* start Dataset *
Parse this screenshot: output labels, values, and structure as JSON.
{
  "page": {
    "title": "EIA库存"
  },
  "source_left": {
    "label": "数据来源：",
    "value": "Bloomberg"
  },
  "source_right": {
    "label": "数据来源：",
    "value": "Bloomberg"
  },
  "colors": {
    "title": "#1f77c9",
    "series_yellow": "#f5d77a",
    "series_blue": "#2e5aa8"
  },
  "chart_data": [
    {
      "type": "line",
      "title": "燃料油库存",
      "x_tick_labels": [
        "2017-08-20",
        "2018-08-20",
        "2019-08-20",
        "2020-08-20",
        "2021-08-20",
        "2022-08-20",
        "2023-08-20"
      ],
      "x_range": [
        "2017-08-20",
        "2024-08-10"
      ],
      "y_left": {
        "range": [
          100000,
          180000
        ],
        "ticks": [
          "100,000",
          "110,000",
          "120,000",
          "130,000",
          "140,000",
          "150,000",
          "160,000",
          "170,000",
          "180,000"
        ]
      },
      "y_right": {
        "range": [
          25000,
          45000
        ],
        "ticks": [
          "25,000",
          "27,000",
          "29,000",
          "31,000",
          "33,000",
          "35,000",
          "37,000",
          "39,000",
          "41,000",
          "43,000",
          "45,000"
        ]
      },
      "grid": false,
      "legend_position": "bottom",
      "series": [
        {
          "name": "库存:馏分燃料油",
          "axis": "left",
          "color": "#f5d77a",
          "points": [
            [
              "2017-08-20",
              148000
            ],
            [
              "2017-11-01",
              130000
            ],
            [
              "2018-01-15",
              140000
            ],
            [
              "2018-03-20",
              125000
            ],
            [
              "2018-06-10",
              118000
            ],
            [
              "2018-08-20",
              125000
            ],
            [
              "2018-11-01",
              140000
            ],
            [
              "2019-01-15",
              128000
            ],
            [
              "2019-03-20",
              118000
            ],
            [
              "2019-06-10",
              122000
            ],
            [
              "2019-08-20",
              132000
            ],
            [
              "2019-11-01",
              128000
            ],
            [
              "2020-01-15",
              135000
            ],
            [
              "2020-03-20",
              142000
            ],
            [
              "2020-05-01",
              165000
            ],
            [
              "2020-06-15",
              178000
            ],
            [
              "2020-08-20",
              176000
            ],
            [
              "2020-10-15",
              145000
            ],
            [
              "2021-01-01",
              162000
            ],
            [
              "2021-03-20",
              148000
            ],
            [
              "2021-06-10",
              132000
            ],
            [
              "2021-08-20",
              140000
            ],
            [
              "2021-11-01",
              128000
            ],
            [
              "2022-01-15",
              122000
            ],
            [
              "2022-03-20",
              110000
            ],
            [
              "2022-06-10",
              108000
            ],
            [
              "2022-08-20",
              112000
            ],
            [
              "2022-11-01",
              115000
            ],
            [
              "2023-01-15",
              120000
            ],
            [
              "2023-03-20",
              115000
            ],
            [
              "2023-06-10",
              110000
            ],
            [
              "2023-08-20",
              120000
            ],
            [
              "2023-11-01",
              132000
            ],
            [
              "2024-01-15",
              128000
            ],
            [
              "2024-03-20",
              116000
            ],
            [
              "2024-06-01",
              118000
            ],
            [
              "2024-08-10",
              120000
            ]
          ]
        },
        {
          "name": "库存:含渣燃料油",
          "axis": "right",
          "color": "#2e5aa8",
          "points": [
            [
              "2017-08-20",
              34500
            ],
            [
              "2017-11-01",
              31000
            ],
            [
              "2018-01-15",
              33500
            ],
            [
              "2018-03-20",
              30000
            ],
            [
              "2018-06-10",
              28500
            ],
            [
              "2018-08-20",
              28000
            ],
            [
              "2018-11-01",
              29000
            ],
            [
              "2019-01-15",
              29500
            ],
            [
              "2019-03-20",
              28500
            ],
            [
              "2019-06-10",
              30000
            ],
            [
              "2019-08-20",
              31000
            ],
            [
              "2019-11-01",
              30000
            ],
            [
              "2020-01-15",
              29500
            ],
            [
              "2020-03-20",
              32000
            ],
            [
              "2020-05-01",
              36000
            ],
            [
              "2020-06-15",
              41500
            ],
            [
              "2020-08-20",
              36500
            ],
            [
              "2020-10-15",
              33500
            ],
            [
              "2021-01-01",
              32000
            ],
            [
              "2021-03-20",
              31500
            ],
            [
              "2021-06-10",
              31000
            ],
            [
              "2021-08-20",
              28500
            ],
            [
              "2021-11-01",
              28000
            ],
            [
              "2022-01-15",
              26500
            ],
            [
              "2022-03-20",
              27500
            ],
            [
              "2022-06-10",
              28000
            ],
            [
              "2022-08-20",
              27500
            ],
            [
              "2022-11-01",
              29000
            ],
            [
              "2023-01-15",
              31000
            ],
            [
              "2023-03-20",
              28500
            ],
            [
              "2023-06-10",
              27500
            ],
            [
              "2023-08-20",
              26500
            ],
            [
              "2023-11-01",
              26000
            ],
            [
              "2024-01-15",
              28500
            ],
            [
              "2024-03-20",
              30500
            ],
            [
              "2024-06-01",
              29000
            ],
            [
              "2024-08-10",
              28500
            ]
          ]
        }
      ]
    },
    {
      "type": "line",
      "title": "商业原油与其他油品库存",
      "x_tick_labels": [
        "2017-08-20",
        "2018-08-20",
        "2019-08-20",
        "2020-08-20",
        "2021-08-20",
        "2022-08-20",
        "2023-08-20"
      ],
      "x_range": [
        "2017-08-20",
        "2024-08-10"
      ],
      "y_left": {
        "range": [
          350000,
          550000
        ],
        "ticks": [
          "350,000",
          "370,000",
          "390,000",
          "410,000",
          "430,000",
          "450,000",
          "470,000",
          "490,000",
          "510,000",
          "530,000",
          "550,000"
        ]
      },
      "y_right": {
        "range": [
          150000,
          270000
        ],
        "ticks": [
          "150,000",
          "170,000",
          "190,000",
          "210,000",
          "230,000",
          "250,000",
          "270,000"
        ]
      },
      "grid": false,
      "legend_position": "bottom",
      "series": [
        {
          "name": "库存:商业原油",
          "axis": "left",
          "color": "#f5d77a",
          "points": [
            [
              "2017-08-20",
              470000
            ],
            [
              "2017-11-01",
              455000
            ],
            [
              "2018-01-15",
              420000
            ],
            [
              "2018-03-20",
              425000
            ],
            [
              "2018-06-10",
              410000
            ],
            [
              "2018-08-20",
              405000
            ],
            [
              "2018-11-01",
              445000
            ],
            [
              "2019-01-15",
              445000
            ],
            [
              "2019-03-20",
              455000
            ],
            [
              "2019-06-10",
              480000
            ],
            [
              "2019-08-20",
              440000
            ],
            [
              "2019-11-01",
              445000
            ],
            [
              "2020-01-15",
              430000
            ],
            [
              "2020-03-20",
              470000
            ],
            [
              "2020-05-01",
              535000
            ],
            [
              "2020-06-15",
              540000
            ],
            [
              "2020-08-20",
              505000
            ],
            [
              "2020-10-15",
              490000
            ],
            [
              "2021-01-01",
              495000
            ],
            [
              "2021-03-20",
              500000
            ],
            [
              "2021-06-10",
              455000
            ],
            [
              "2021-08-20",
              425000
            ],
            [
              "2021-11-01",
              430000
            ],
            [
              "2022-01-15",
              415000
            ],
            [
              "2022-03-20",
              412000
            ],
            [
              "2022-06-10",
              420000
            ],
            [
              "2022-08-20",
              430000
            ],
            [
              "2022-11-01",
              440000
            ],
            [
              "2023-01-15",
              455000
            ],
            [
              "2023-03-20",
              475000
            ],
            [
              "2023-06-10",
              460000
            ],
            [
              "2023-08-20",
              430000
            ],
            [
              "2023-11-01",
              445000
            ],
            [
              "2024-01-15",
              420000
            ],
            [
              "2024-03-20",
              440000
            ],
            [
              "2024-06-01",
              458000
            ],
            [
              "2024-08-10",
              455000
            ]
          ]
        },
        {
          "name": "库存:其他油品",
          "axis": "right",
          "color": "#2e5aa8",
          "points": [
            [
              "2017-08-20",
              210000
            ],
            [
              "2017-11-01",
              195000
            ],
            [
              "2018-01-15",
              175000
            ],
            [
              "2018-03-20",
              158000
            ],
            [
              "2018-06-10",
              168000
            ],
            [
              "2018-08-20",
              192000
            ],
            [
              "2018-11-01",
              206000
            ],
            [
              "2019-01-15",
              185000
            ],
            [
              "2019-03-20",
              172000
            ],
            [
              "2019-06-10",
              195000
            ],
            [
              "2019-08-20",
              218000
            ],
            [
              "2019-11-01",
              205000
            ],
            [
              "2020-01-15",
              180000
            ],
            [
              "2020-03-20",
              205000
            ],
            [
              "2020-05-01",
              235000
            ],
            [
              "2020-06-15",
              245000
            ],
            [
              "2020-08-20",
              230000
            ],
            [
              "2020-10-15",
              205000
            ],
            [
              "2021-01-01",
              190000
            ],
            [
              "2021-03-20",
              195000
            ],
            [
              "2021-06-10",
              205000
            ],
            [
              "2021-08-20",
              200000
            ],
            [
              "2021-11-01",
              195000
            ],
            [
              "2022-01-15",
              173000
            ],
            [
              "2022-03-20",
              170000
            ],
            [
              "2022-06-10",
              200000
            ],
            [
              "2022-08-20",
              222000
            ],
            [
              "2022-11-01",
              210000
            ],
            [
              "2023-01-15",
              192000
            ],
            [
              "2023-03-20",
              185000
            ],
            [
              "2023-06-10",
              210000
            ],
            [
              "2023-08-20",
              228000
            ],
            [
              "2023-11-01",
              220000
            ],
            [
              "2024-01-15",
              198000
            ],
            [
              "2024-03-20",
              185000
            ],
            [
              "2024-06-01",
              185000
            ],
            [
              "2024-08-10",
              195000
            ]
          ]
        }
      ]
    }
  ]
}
* end Dataset *
* start Dataset *
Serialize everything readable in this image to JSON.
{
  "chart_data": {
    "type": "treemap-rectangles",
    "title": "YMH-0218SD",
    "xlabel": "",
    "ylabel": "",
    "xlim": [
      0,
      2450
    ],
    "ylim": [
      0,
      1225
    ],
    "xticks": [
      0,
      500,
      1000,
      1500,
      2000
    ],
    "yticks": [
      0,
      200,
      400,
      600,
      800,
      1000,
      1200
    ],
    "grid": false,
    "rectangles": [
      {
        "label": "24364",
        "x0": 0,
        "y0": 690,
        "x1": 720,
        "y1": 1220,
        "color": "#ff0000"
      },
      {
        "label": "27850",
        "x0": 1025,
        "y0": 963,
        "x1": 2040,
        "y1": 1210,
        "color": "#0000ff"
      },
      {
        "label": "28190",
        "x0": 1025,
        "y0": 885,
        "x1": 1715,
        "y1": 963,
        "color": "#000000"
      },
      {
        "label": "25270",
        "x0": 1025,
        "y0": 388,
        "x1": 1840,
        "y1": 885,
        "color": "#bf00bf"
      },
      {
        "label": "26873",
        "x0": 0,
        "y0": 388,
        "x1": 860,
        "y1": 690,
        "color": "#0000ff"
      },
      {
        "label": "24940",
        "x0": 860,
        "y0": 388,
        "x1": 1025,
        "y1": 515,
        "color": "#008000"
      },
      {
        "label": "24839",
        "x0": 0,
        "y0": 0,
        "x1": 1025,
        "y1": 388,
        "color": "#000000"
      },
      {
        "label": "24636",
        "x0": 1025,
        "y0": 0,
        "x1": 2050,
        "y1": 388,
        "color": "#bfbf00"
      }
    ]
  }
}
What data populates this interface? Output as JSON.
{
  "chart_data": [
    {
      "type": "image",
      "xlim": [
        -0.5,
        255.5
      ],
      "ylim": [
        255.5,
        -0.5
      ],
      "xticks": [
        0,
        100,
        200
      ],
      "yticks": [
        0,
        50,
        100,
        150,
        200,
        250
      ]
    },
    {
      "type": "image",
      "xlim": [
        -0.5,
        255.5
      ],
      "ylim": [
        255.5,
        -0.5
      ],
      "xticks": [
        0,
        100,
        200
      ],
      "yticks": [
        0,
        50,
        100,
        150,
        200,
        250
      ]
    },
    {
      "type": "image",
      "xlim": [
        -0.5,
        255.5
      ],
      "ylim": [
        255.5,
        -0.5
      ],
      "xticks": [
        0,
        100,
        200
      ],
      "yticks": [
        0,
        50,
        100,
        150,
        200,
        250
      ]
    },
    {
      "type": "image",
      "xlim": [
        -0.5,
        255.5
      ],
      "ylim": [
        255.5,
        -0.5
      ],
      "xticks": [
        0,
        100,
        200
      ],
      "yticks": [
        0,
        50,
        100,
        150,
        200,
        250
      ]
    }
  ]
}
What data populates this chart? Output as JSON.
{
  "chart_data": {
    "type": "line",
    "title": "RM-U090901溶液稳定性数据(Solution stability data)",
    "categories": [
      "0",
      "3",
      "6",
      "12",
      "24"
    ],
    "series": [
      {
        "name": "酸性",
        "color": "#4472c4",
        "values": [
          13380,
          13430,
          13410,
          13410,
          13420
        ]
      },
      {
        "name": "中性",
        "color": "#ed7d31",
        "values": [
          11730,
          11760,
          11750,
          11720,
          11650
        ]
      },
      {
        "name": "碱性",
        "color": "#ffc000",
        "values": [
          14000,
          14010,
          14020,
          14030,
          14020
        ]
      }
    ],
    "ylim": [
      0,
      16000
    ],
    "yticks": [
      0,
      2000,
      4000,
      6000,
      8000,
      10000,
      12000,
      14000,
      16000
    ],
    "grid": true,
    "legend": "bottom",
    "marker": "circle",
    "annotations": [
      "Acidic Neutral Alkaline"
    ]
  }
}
* end Dataset *
## Given problem
Look through the data above. Copy every line with the string "rectangles" in it.

## The completed task
    "type": "treemap-rectangles",
    "rectangles": [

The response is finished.